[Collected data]
════
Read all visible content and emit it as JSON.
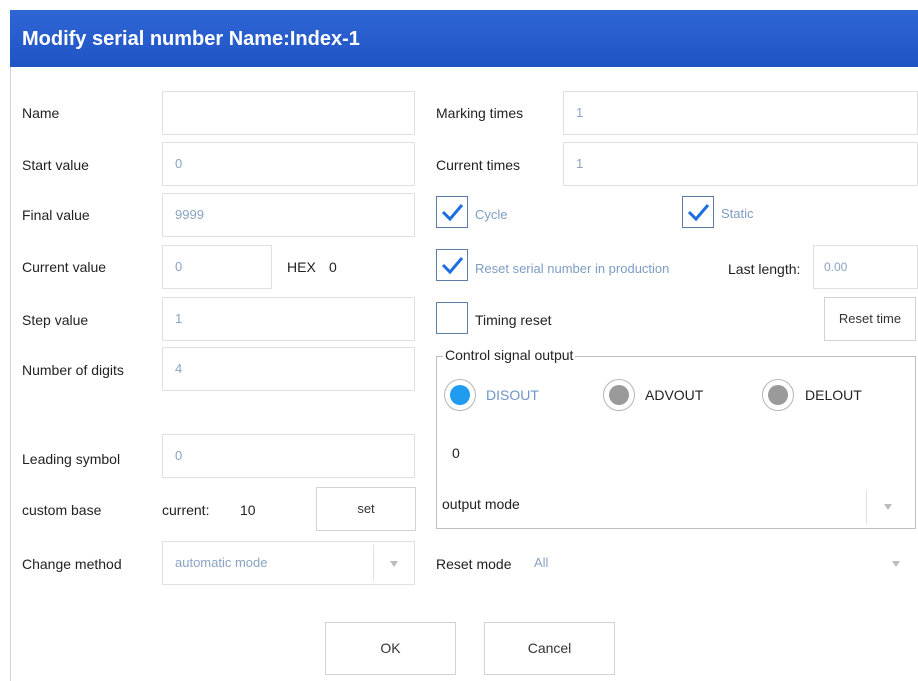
{
  "dialog": {
    "title": "Modify serial number Name:Index-1"
  },
  "left": {
    "name": {
      "label": "Name",
      "value": ""
    },
    "start_value": {
      "label": "Start value",
      "value": "0"
    },
    "final_value": {
      "label": "Final value",
      "value": "9999"
    },
    "current_value": {
      "label": "Current  value",
      "value": "0",
      "hex_label": "HEX",
      "hex_value": "0"
    },
    "step_value": {
      "label": "Step value",
      "value": "1"
    },
    "number_of_digits": {
      "label": "Number of digits",
      "value": "4"
    },
    "leading_symbol": {
      "label": "Leading symbol",
      "value": "0"
    },
    "custom_base": {
      "label": "custom base",
      "current_label": "current:",
      "current_value": "10",
      "set_button": "set"
    },
    "change_method": {
      "label": "Change method",
      "selected": "automatic mode"
    }
  },
  "right": {
    "marking_times": {
      "label": "Marking times",
      "value": "1"
    },
    "current_times": {
      "label": "Current times",
      "value": "1"
    },
    "cycle": {
      "label": "Cycle",
      "checked": true
    },
    "static": {
      "label": "Static",
      "checked": true
    },
    "reset_in_production": {
      "label": "Reset serial number in production",
      "checked": true
    },
    "last_length": {
      "label": "Last length:",
      "value": "0.00"
    },
    "timing_reset": {
      "label": "Timing reset",
      "checked": false
    },
    "reset_time_button": "Reset time",
    "control_signal": {
      "legend": "Control signal output",
      "options": [
        {
          "label": "DISOUT",
          "selected": true
        },
        {
          "label": "ADVOUT",
          "selected": false
        },
        {
          "label": "DELOUT",
          "selected": false
        }
      ],
      "value": "0",
      "output_mode_label": "output mode",
      "output_mode_selected": ""
    },
    "reset_mode": {
      "label": "Reset mode",
      "selected": "All"
    }
  },
  "footer": {
    "ok": "OK",
    "cancel": "Cancel"
  },
  "colors": {
    "titlebar": "#1f53c4",
    "radio_selected": "#1f9cf0",
    "value_text": "#8aa3c2",
    "check_mark": "#1e6ee0"
  }
}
════
**What to do:** Reproduce every line of the material precisely, omitting its pictures.

**Answer for this exercise:**
Read all visible content and emit it as JSON.
{
  "dialog": {
    "title": "Modify serial number Name:Index-1"
  },
  "left": {
    "name": {
      "label": "Name",
      "value": ""
    },
    "start_value": {
      "label": "Start value",
      "value": "0"
    },
    "final_value": {
      "label": "Final value",
      "value": "9999"
    },
    "current_value": {
      "label": "Current  value",
      "value": "0",
      "hex_label": "HEX",
      "hex_value": "0"
    },
    "step_value": {
      "label": "Step value",
      "value": "1"
    },
    "number_of_digits": {
      "label": "Number of digits",
      "value": "4"
    },
    "leading_symbol": {
      "label": "Leading symbol",
      "value": "0"
    },
    "custom_base": {
      "label": "custom base",
      "current_label": "current:",
      "current_value": "10",
      "set_button": "set"
    },
    "change_method": {
      "label": "Change method",
      "selected": "automatic mode"
    }
  },
  "right": {
    "marking_times": {
      "label": "Marking times",
      "value": "1"
    },
    "current_times": {
      "label": "Current times",
      "value": "1"
    },
    "cycle": {
      "label": "Cycle",
      "checked": true
    },
    "static": {
      "label": "Static",
      "checked": true
    },
    "reset_in_production": {
      "label": "Reset serial number in production",
      "checked": true
    },
    "last_length": {
      "label": "Last length:",
      "value": "0.00"
    },
    "timing_reset": {
      "label": "Timing reset",
      "checked": false
    },
    "reset_time_button": "Reset time",
    "control_signal": {
      "legend": "Control signal output",
      "options": [
        {
          "label": "DISOUT",
          "selected": true
        },
        {
          "label": "ADVOUT",
          "selected": false
        },
        {
          "label": "DELOUT",
          "selected": false
        }
      ],
      "value": "0",
      "output_mode_label": "output mode",
      "output_mode_selected": ""
    },
    "reset_mode": {
      "label": "Reset mode",
      "selected": "All"
    }
  },
  "footer": {
    "ok": "OK",
    "cancel": "Cancel"
  },
  "colors": {
    "titlebar": "#1f53c4",
    "radio_selected": "#1f9cf0",
    "value_text": "#8aa3c2",
    "check_mark": "#1e6ee0"
  }
}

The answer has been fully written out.